### DIRECTION
Type out all the records word for word. Any pictures are to be left out.

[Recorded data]
---
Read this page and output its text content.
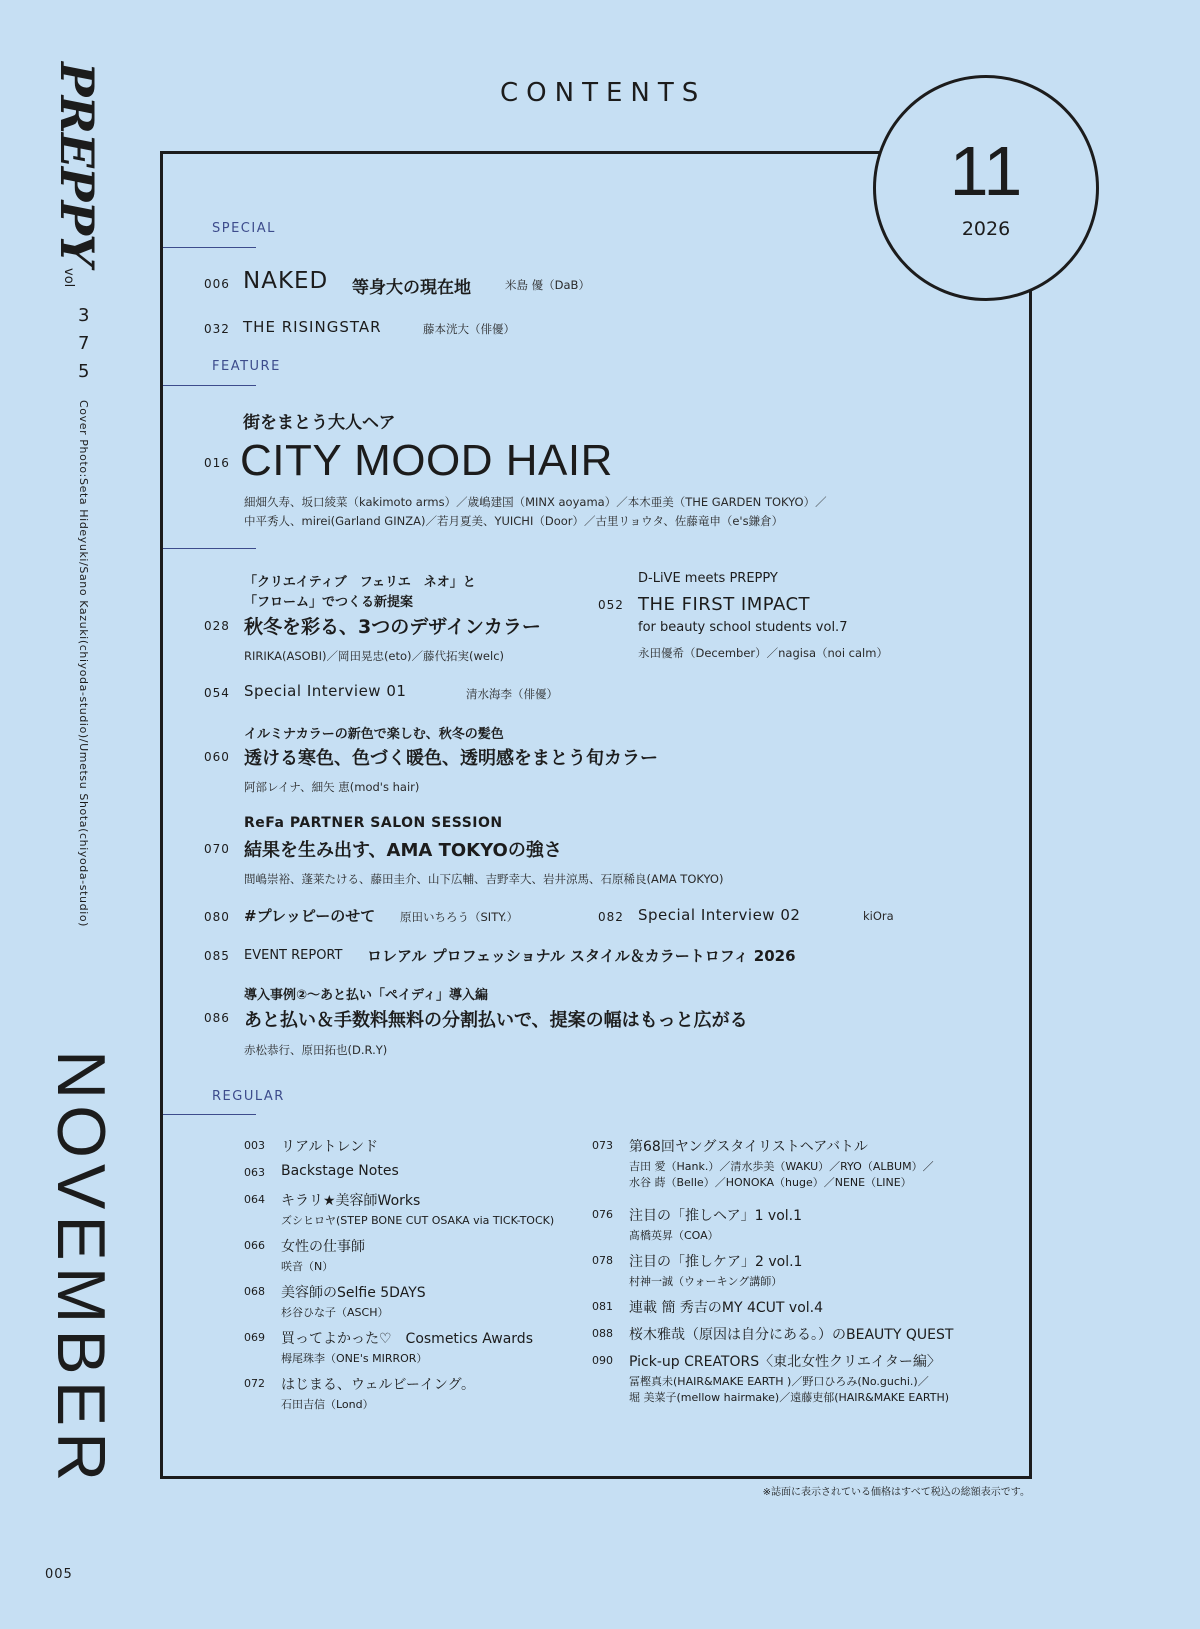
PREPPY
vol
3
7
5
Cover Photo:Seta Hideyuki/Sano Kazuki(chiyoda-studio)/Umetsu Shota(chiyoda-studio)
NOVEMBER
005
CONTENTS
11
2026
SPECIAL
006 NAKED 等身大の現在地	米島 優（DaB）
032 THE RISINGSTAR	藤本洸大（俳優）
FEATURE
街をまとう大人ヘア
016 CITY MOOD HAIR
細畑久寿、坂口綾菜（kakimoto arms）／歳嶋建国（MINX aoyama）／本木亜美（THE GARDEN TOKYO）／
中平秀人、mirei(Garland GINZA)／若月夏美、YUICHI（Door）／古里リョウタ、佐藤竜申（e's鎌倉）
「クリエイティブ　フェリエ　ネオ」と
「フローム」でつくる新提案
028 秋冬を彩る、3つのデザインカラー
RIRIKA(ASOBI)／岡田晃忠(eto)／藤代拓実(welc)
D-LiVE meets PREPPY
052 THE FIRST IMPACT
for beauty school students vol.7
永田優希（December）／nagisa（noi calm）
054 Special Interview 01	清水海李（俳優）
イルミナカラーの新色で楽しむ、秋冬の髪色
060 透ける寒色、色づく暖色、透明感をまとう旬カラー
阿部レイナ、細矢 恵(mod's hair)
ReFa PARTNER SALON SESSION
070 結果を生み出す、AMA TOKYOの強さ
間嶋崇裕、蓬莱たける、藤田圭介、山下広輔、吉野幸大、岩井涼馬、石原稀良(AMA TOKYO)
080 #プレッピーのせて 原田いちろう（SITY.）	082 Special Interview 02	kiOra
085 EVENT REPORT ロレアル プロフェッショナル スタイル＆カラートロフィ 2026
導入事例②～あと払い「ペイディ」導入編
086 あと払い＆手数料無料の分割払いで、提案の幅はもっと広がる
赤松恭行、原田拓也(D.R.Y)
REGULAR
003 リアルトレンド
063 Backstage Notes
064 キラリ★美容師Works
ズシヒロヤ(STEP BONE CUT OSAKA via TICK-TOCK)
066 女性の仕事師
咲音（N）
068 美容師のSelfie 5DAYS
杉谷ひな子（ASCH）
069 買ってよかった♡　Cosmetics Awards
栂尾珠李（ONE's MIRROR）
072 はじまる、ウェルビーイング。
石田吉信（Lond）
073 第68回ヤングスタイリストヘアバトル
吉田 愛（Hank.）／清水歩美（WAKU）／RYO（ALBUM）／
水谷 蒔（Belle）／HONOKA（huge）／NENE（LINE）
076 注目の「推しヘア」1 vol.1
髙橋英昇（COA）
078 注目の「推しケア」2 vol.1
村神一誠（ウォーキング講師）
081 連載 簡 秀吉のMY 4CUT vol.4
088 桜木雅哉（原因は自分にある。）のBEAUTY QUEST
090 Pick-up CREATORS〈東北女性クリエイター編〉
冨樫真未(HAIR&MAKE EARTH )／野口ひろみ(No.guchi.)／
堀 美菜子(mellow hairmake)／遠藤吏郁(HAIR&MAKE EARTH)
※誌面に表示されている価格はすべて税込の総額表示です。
---
### EXERCISE OUTPUT
Read this page and output its text content.
PREPPY
vol
3
7
5
Cover Photo:Seta Hideyuki/Sano Kazuki(chiyoda-studio)/Umetsu Shota(chiyoda-studio)
NOVEMBER
005
CONTENTS
11
2026
SPECIAL
006 NAKED 等身大の現在地	米島 優（DaB）
032 THE RISINGSTAR	藤本洸大（俳優）
FEATURE
街をまとう大人ヘア
016 CITY MOOD HAIR
細畑久寿、坂口綾菜（kakimoto arms）／歳嶋建国（MINX aoyama）／本木亜美（THE GARDEN TOKYO）／
中平秀人、mirei(Garland GINZA)／若月夏美、YUICHI（Door）／古里リョウタ、佐藤竜申（e's鎌倉）
「クリエイティブ　フェリエ　ネオ」と
「フローム」でつくる新提案
028 秋冬を彩る、3つのデザインカラー
RIRIKA(ASOBI)／岡田晃忠(eto)／藤代拓実(welc)
D-LiVE meets PREPPY
052 THE FIRST IMPACT
for beauty school students vol.7
永田優希（December）／nagisa（noi calm）
054 Special Interview 01	清水海李（俳優）
イルミナカラーの新色で楽しむ、秋冬の髪色
060 透ける寒色、色づく暖色、透明感をまとう旬カラー
阿部レイナ、細矢 恵(mod's hair)
ReFa PARTNER SALON SESSION
070 結果を生み出す、AMA TOKYOの強さ
間嶋崇裕、蓬莱たける、藤田圭介、山下広輔、吉野幸大、岩井涼馬、石原稀良(AMA TOKYO)
080 #プレッピーのせて 原田いちろう（SITY.）	082 Special Interview 02	kiOra
085 EVENT REPORT ロレアル プロフェッショナル スタイル＆カラートロフィ 2026
導入事例②～あと払い「ペイディ」導入編
086 あと払い＆手数料無料の分割払いで、提案の幅はもっと広がる
赤松恭行、原田拓也(D.R.Y)
REGULAR
003 リアルトレンド
063 Backstage Notes
064 キラリ★美容師Works
ズシヒロヤ(STEP BONE CUT OSAKA via TICK-TOCK)
066 女性の仕事師
咲音（N）
068 美容師のSelfie 5DAYS
杉谷ひな子（ASCH）
069 買ってよかった♡　Cosmetics Awards
栂尾珠李（ONE's MIRROR）
072 はじまる、ウェルビーイング。
石田吉信（Lond）
073 第68回ヤングスタイリストヘアバトル
吉田 愛（Hank.）／清水歩美（WAKU）／RYO（ALBUM）／
水谷 蒔（Belle）／HONOKA（huge）／NENE（LINE）
076 注目の「推しヘア」1 vol.1
髙橋英昇（COA）
078 注目の「推しケア」2 vol.1
村神一誠（ウォーキング講師）
081 連載 簡 秀吉のMY 4CUT vol.4
088 桜木雅哉（原因は自分にある。）のBEAUTY QUEST
090 Pick-up CREATORS〈東北女性クリエイター編〉
冨樫真未(HAIR&MAKE EARTH )／野口ひろみ(No.guchi.)／
堀 美菜子(mellow hairmake)／遠藤吏郁(HAIR&MAKE EARTH)
※誌面に表示されている価格はすべて税込の総額表示です。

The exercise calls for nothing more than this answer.